** YOUR INSTRUCTIONS **
Word for word, copy all the data and drop the pictures.

↓

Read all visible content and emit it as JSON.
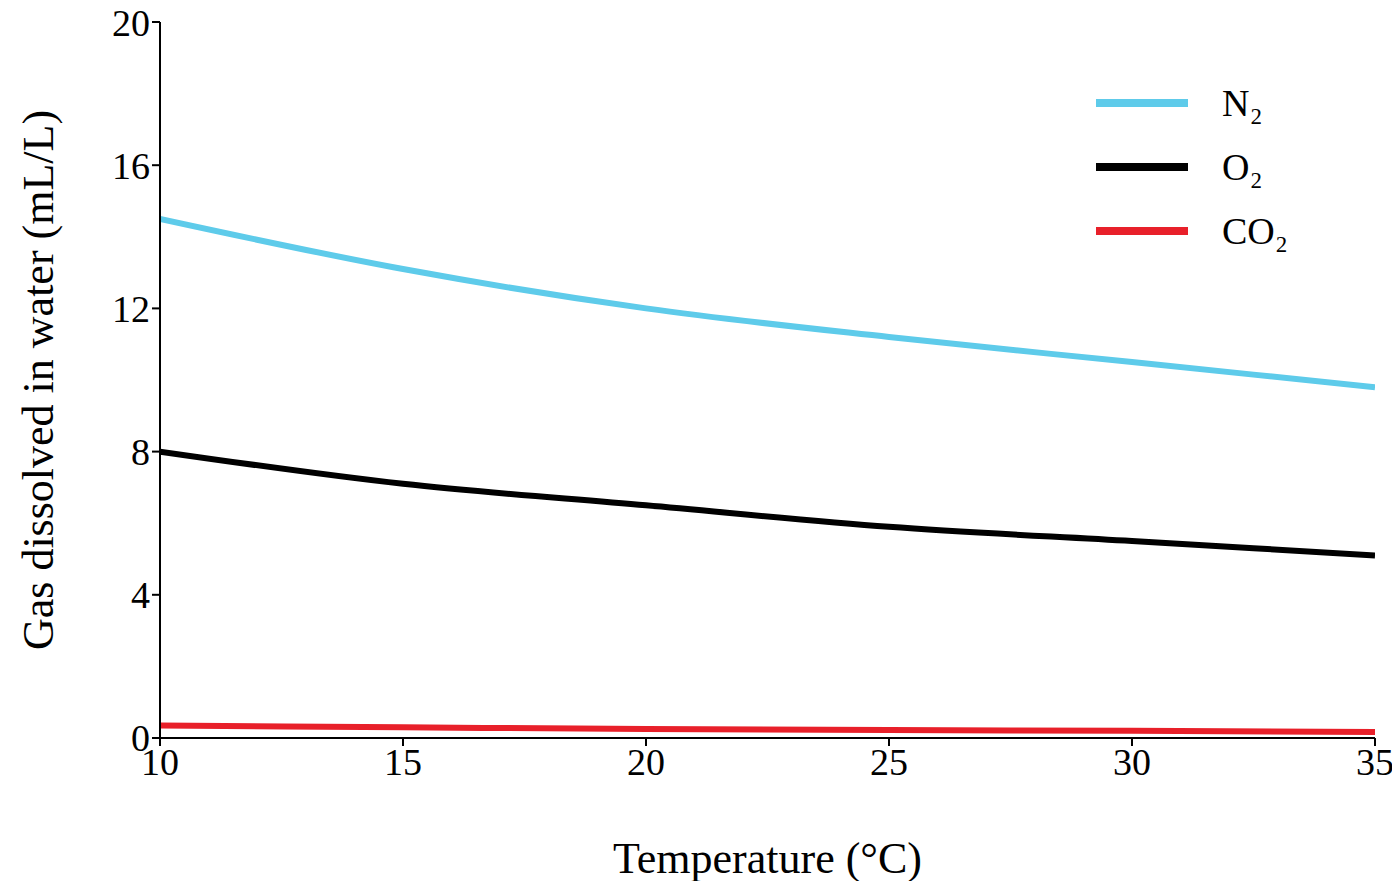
{
  "chart_data": {
    "type": "line",
    "x_label": "Temperature (°C)",
    "y_label": "Gas dissolved in water (mL/L)",
    "x": [
      10,
      15,
      20,
      25,
      30,
      35
    ],
    "series": [
      {
        "name": "N₂",
        "color": "#5ecbea",
        "values": [
          14.5,
          13.1,
          12.0,
          11.2,
          10.5,
          9.8
        ]
      },
      {
        "name": "O₂",
        "color": "#000000",
        "values": [
          8.0,
          7.1,
          6.5,
          5.9,
          5.5,
          5.1
        ]
      },
      {
        "name": "CO₂",
        "color": "#e8202a",
        "values": [
          0.35,
          0.3,
          0.25,
          0.22,
          0.2,
          0.17
        ]
      }
    ],
    "xlim": [
      10,
      35
    ],
    "xticks": [
      10,
      15,
      20,
      25,
      30,
      35
    ],
    "ylim": [
      0,
      20
    ],
    "yticks": [
      0,
      4,
      8,
      12,
      16,
      20
    ],
    "grid": false,
    "legend": "upper right"
  }
}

↑

** SOLVED EXERCISE **
Read all visible content and emit it as JSON.
{
  "chart_data": {
    "type": "line",
    "x_label": "Temperature (°C)",
    "y_label": "Gas dissolved in water (mL/L)",
    "x": [
      10,
      15,
      20,
      25,
      30,
      35
    ],
    "series": [
      {
        "name": "N₂",
        "color": "#5ecbea",
        "values": [
          14.5,
          13.1,
          12.0,
          11.2,
          10.5,
          9.8
        ]
      },
      {
        "name": "O₂",
        "color": "#000000",
        "values": [
          8.0,
          7.1,
          6.5,
          5.9,
          5.5,
          5.1
        ]
      },
      {
        "name": "CO₂",
        "color": "#e8202a",
        "values": [
          0.35,
          0.3,
          0.25,
          0.22,
          0.2,
          0.17
        ]
      }
    ],
    "xlim": [
      10,
      35
    ],
    "xticks": [
      10,
      15,
      20,
      25,
      30,
      35
    ],
    "ylim": [
      0,
      20
    ],
    "yticks": [
      0,
      4,
      8,
      12,
      16,
      20
    ],
    "grid": false,
    "legend": "upper right"
  }
}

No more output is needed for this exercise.